▶ _本文_:
+++

さて、今日のほぼ日に、この本の著者のお一人であるデイビッドさんのコメントが、すごくズシンと来ました。世界同時「お金じゃない動機で仕事をする」ブームですね。
一部を引用します。全文はこちらで。
私は音楽ビジネスで起きていることを追い続け、
独立後の自分の仕事を組み立てながら、共通点を見いだしてきました。
私の「ツアー」は、講演活動です。
この4年は、平均すると年50回のライブ(講演)をしてきました。
今年はオーストラリア、スペイン、スウェーデン、オランダなど
各国に講演にでかけました。
いまも、バーレーンへ向かう道中でこれを書いています。
私の「アルバム」は書籍です。この10年で7冊出版し、
先日あらためて、電子書籍だけの新刊も発売しました。

+++

▶ _課題_:
本文で書き手が自分の「ツアー」にあたるとしているものを答えなさい。

▶ _資料_:
+++

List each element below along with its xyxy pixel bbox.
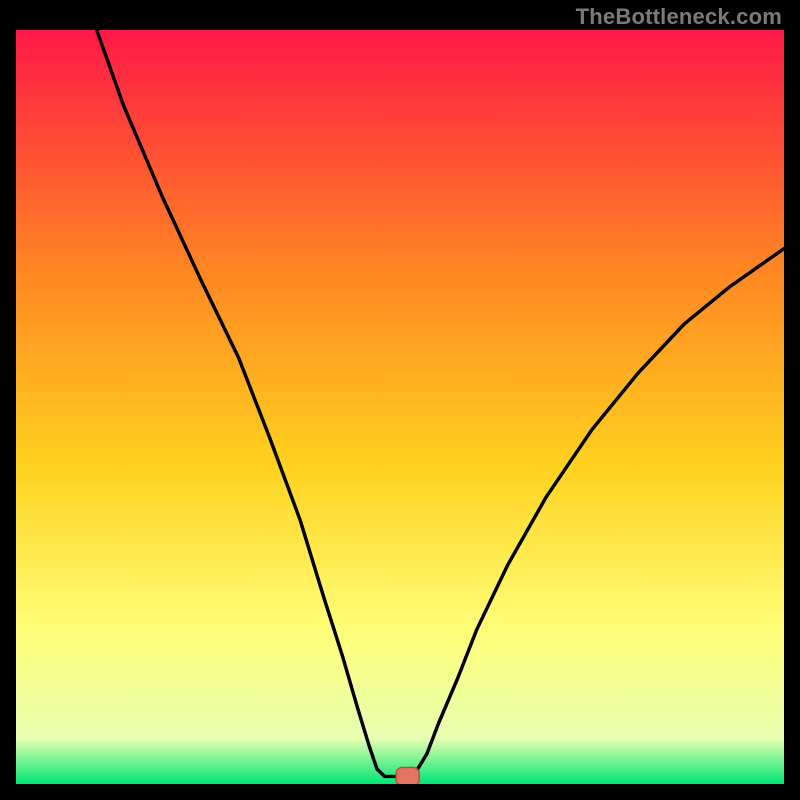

+++

▶ _解答_:
講演活動である。